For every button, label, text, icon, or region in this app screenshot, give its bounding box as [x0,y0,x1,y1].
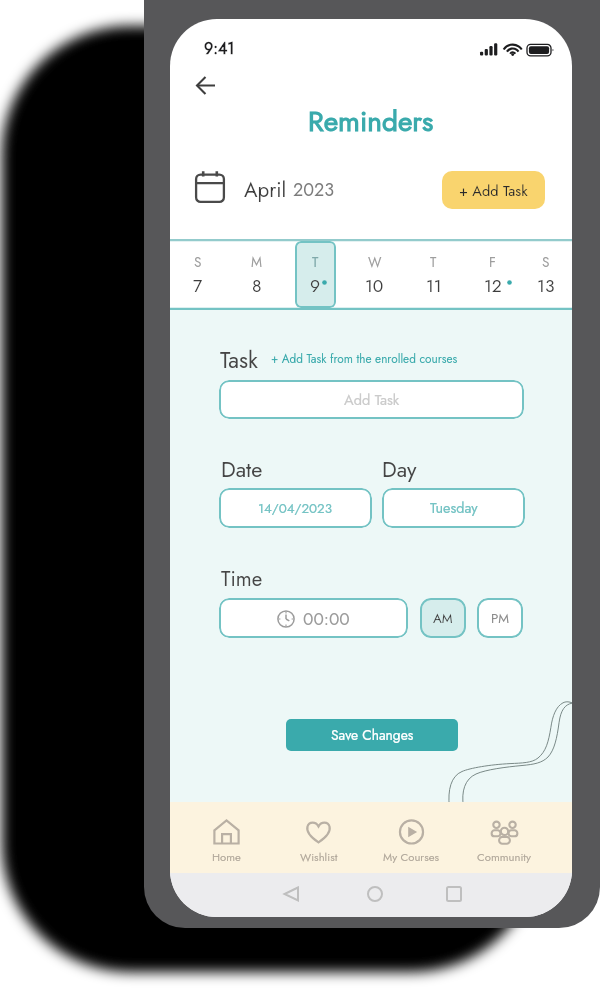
staticText: Reminders [308,101,434,135]
staticText: Wishlist [300,849,338,865]
staticText: + Add Task [459,180,528,201]
button[interactable]: Wishlist [272,802,365,873]
staticText: Day [382,454,417,485]
staticText: April [244,175,293,205]
button[interactable]: Add Task [219,380,524,419]
button[interactable]: S [177,241,218,308]
staticText: 2023 [293,177,335,203]
button[interactable]: 00:00 [219,598,408,638]
button[interactable]: S [531,241,561,308]
staticText: S [194,252,202,272]
staticText: 9:41 [204,37,235,60]
staticText: S [542,252,550,272]
button[interactable]: Back [274,881,308,907]
button[interactable]: Home [180,802,272,873]
button[interactable]: T [413,241,454,308]
staticText: 13 [537,273,555,298]
button[interactable]: PM [477,598,523,638]
staticText: M [251,252,263,272]
staticText: Community [477,849,532,865]
staticText: Add Task [344,389,400,410]
button[interactable]: Recent apps [437,881,471,907]
staticText: Date [221,454,263,485]
staticText: 12 [484,273,502,298]
button[interactable]: My Courses [365,802,458,873]
button[interactable]: Tuesday [382,488,525,528]
button[interactable]: Back [188,68,224,104]
button[interactable]: T [295,241,336,308]
button[interactable]: W [354,241,395,308]
button[interactable]: F [472,241,513,308]
button[interactable]: + Add Task [442,171,545,209]
staticText: 14/04/2023 [258,499,333,518]
staticText: 00:00 [303,606,350,631]
button[interactable]: Save Changes [286,719,458,751]
staticText: 9 [310,273,321,298]
staticText: T [430,252,437,272]
button[interactable]: M [236,241,277,308]
staticText: 11 [426,273,442,298]
button[interactable]: Home [358,881,392,907]
button[interactable]: 14/04/2023 [219,488,372,528]
button[interactable]: AM [420,598,466,638]
staticText: Home [212,849,241,865]
staticText: PM [491,609,510,628]
staticText: Task [220,344,258,376]
staticText: 7 [193,273,203,298]
staticText: T [312,252,319,272]
staticText: 8 [252,273,262,298]
staticText: F [489,252,496,272]
staticText: Tuesday [430,498,478,519]
button[interactable]: Community [458,802,551,873]
staticText: AM [433,609,453,628]
staticText: 10 [365,273,384,298]
staticText: + Add Task from the enrolled courses [271,350,458,367]
staticText: Time [221,564,263,593]
staticText: W [368,252,382,272]
staticText: Save Changes [331,725,414,745]
staticText: My Courses [383,849,440,865]
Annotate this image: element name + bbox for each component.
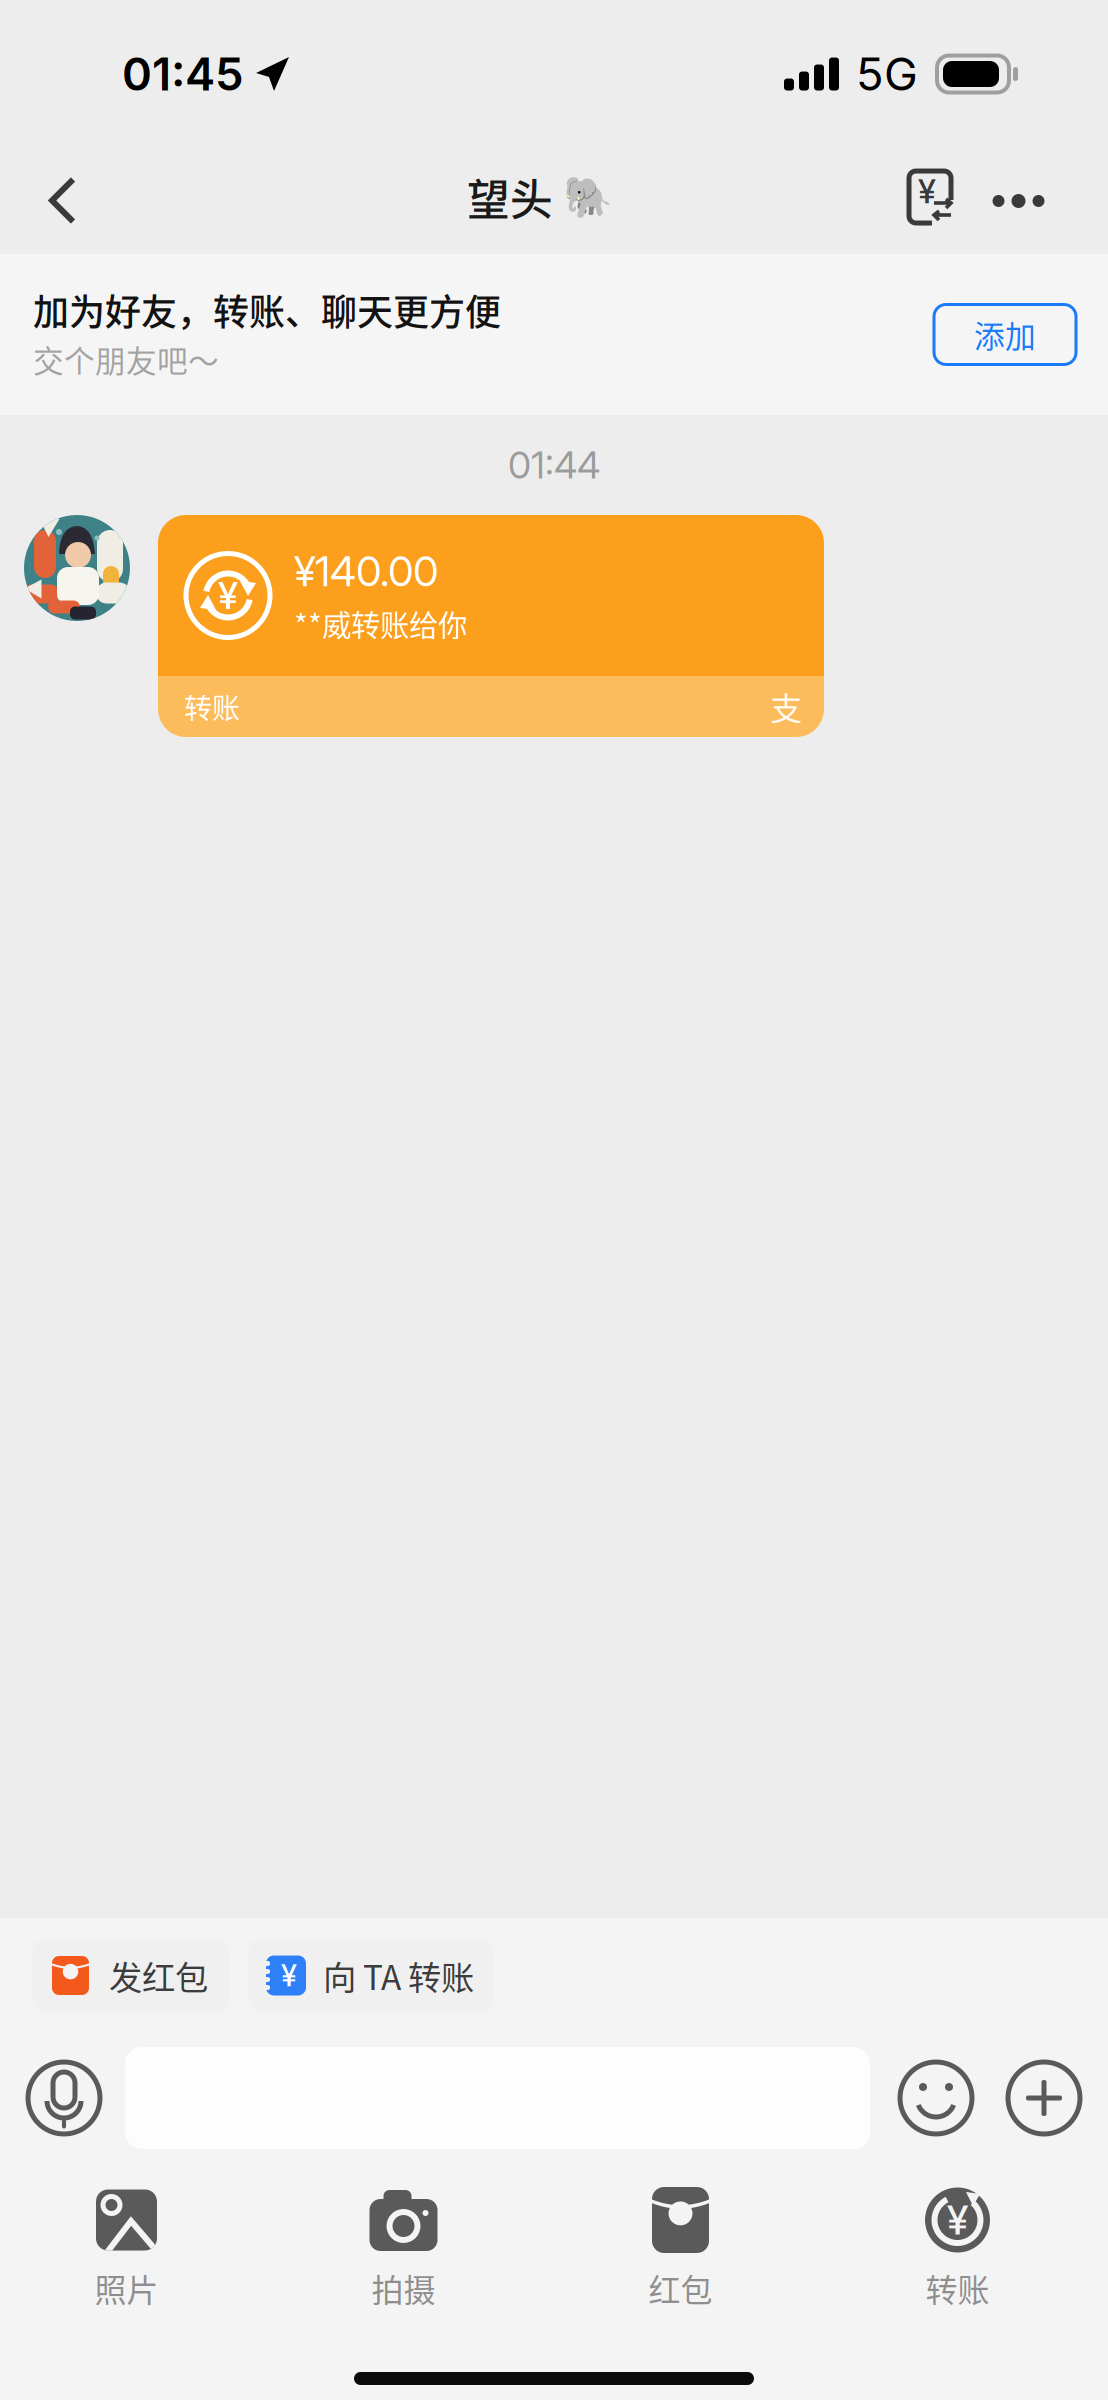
staticText: 01:44 xyxy=(508,442,600,488)
staticText: **威转账给你 xyxy=(294,602,467,645)
staticText: 交个朋友吧～ xyxy=(33,337,219,381)
staticText: 01:45 xyxy=(122,47,244,102)
staticText: ¥ xyxy=(918,171,936,211)
staticText: 转账 xyxy=(184,686,240,727)
staticText: ¥140.00 xyxy=(294,546,438,596)
staticText: 添加 xyxy=(974,312,1036,357)
button[interactable]: Back xyxy=(4,148,122,254)
staticText: 向 TA 转账 xyxy=(323,1951,474,2000)
staticText: 🐘 xyxy=(563,174,613,220)
staticText: 红包 xyxy=(648,2265,712,2311)
staticText: 加为好友，转账、聊天更方便 xyxy=(33,284,501,336)
button[interactable]: More xyxy=(974,148,1063,254)
button[interactable]: 添加 xyxy=(934,304,1076,364)
button[interactable]: Add attachment xyxy=(1006,2060,1082,2136)
button[interactable]: Voice message xyxy=(26,2060,102,2136)
button[interactable]: ¥ xyxy=(248,1939,494,2012)
staticText: 5G xyxy=(856,47,918,102)
button[interactable]: Emoji xyxy=(898,2060,974,2136)
staticText: 支 xyxy=(770,683,802,730)
button[interactable]: ¥ xyxy=(819,2186,1096,2306)
button[interactable]: 红包 xyxy=(542,2186,819,2306)
staticText: 发红包 xyxy=(109,1951,208,2000)
button[interactable]: 拍摄 xyxy=(265,2186,542,2306)
staticText: 望头 xyxy=(467,166,553,228)
staticText: ¥ xyxy=(281,1958,297,1993)
staticText: ¥ xyxy=(947,2196,968,2244)
staticText: ¥ xyxy=(218,573,238,618)
button[interactable]: 照片 xyxy=(0,2186,265,2306)
staticText: 转账 xyxy=(926,2265,990,2311)
button[interactable]: Transfer record xyxy=(886,148,974,254)
staticText: 照片 xyxy=(94,2265,158,2311)
button[interactable]: 发红包 xyxy=(32,1939,230,2012)
staticText: 拍摄 xyxy=(372,2265,436,2311)
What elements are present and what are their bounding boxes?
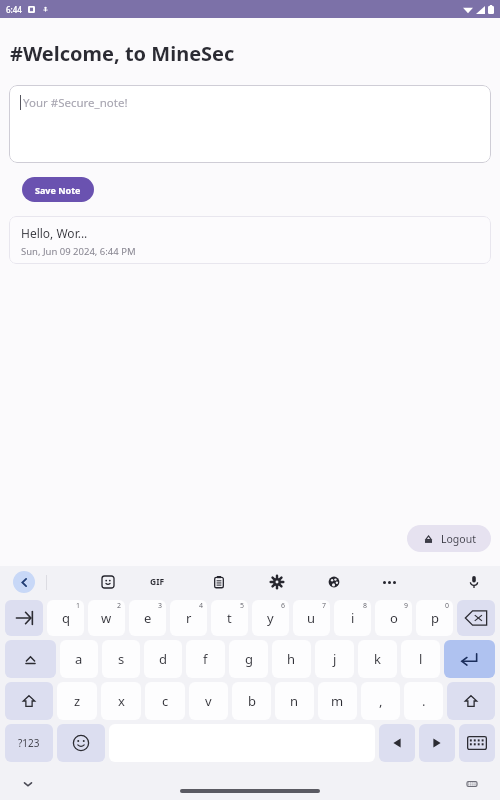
- staticText: b: [248, 692, 256, 710]
- staticText: 4: [199, 601, 204, 611]
- staticText: 2: [117, 601, 122, 611]
- staticText: 3: [158, 601, 163, 611]
- button[interactable]: Enter: [444, 640, 495, 678]
- staticText: Hello, Wor...: [21, 225, 88, 241]
- staticText: h: [287, 650, 296, 668]
- staticText: p: [431, 609, 439, 627]
- staticText: g: [245, 650, 253, 668]
- staticText: s: [118, 650, 125, 668]
- staticText: 8: [363, 601, 368, 611]
- button[interactable]: ,: [361, 682, 400, 720]
- staticText: Sun, Jun 09 2024, 6:44 PM: [21, 245, 136, 258]
- staticText: 6: [281, 601, 286, 611]
- staticText: 9: [404, 601, 409, 611]
- button[interactable]: n: [275, 682, 314, 720]
- button[interactable]: b: [232, 682, 271, 720]
- button[interactable]: l: [401, 640, 440, 678]
- button[interactable]: Hello, Wor...: [9, 216, 491, 264]
- staticText: r: [186, 609, 192, 627]
- button[interactable]: e: [129, 600, 166, 636]
- button[interactable]: Hide keyboard: [18, 774, 38, 794]
- staticText: 5: [240, 601, 245, 611]
- button[interactable]: Shift: [447, 682, 495, 720]
- button[interactable]: t: [211, 600, 248, 636]
- staticText: 0: [445, 601, 450, 611]
- button[interactable]: v: [189, 682, 228, 720]
- staticText: Your #Secure_note!: [23, 95, 128, 111]
- button[interactable]: d: [144, 640, 182, 678]
- staticText: u: [307, 609, 316, 627]
- button[interactable]: a: [60, 640, 98, 678]
- button[interactable]: Caps: [5, 640, 56, 678]
- button[interactable]: Your #Secure_note!: [9, 85, 491, 163]
- button[interactable]: Shift: [5, 682, 53, 720]
- button[interactable]: Tab: [5, 600, 43, 636]
- button[interactable]: ?123: [5, 724, 53, 762]
- button[interactable]: f: [186, 640, 225, 678]
- button[interactable]: Back: [13, 571, 35, 593]
- staticText: e: [144, 609, 152, 627]
- staticText: j: [333, 650, 337, 668]
- staticText: y: [267, 609, 274, 627]
- staticText: 6:44: [6, 4, 22, 15]
- button[interactable]: w: [88, 600, 125, 636]
- button[interactable]: Emoji: [57, 724, 105, 762]
- button[interactable]: Save Note: [22, 177, 94, 202]
- staticText: a: [75, 650, 83, 668]
- button[interactable]: m: [318, 682, 357, 720]
- button[interactable]: k: [358, 640, 397, 678]
- staticText: #Welcome, to MineSec: [10, 40, 235, 67]
- button[interactable]: y: [252, 600, 289, 636]
- button[interactable]: Keyboard: [459, 724, 495, 762]
- button[interactable]: Logout: [407, 525, 491, 552]
- staticText: i: [351, 609, 355, 627]
- staticText: 7: [322, 601, 327, 611]
- staticText: d: [159, 650, 167, 668]
- button[interactable]: h: [272, 640, 311, 678]
- staticText: Save Note: [35, 184, 81, 196]
- button[interactable]: Theme: [324, 572, 344, 592]
- button[interactable]: Voice input: [464, 572, 484, 592]
- other: Logout: [423, 534, 434, 545]
- staticText: c: [162, 692, 169, 710]
- staticText: w: [101, 609, 112, 627]
- button[interactable]: c: [145, 682, 185, 720]
- button[interactable]: o: [375, 600, 412, 636]
- staticText: Logout: [441, 532, 476, 546]
- button[interactable]: i: [334, 600, 371, 636]
- button[interactable]: Settings: [267, 572, 287, 592]
- staticText: .: [422, 692, 426, 710]
- staticText: x: [118, 692, 125, 710]
- button[interactable]: u: [293, 600, 330, 636]
- button[interactable]: z: [57, 682, 97, 720]
- button[interactable]: Clipboard: [209, 572, 229, 592]
- staticText: l: [419, 650, 423, 668]
- button[interactable]: Backspace: [457, 600, 495, 636]
- staticText: z: [74, 692, 81, 710]
- staticText: k: [374, 650, 381, 668]
- staticText: q: [62, 609, 70, 627]
- button[interactable]: p: [416, 600, 453, 636]
- staticText: t: [227, 609, 232, 627]
- staticText: f: [203, 650, 208, 668]
- staticText: m: [331, 692, 344, 710]
- staticText: ?123: [18, 736, 40, 750]
- button[interactable]: j: [315, 640, 354, 678]
- staticText: GIF: [150, 576, 165, 588]
- staticText: n: [290, 692, 299, 710]
- button[interactable]: Right: [419, 724, 455, 762]
- button[interactable]: Sticker: [98, 572, 118, 592]
- staticText: o: [390, 609, 398, 627]
- button[interactable]: g: [229, 640, 268, 678]
- button[interactable]: .: [404, 682, 443, 720]
- button[interactable]: s: [102, 640, 140, 678]
- button[interactable]: Switch keyboard: [462, 774, 482, 794]
- staticText: 1: [76, 601, 81, 611]
- button[interactable]: Left: [379, 724, 415, 762]
- staticText: ,: [379, 692, 383, 710]
- button[interactable]: q: [47, 600, 84, 636]
- button[interactable]: r: [170, 600, 207, 636]
- staticText: v: [205, 692, 212, 710]
- button[interactable]: x: [101, 682, 141, 720]
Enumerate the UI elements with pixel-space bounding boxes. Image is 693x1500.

• [Short problem]:
Copy the lines from the one containing "- staticText: b: [248, 692, 256, 710]" through the one containing "- button[interactable]: Your", inclusive, renaming "Caps" to "Caps Lock" and leaving everything else as it is.

• [Expected output]:
- staticText: b: [248, 692, 256, 710]
- staticText: 4: [199, 601, 204, 611]
- staticText: 2: [117, 601, 122, 611]
- staticText: 3: [158, 601, 163, 611]
- button[interactable]: Enter: [444, 640, 495, 678]
- staticText: Hello, Wor...: [21, 225, 88, 241]
- staticText: h: [287, 650, 296, 668]
- staticText: p: [431, 609, 439, 627]
- staticText: g: [245, 650, 253, 668]
- staticText: s: [118, 650, 125, 668]
- staticText: 8: [363, 601, 368, 611]
- button[interactable]: ,: [361, 682, 400, 720]
- staticText: Sun, Jun 09 2024, 6:44 PM: [21, 245, 136, 258]
- staticText: 6: [281, 601, 286, 611]
- staticText: 9: [404, 601, 409, 611]
- button[interactable]: n: [275, 682, 314, 720]
- button[interactable]: b: [232, 682, 271, 720]
- button[interactable]: l: [401, 640, 440, 678]
- button[interactable]: Hello, Wor...: [9, 216, 491, 264]
- staticText: r: [186, 609, 192, 627]
- button[interactable]: e: [129, 600, 166, 636]
- button[interactable]: Hide keyboard: [18, 774, 38, 794]
- staticText: 5: [240, 601, 245, 611]
- button[interactable]: Shift: [447, 682, 495, 720]
- button[interactable]: t: [211, 600, 248, 636]
- staticText: 0: [445, 601, 450, 611]
- button[interactable]: v: [189, 682, 228, 720]
- staticText: Your #Secure_note!: [23, 95, 128, 111]
- button[interactable]: d: [144, 640, 182, 678]
- staticText: u: [307, 609, 316, 627]
- button[interactable]: a: [60, 640, 98, 678]
- button[interactable]: Caps Lock: [5, 640, 56, 678]
- button[interactable]: Your #Secure_note!: [9, 85, 491, 163]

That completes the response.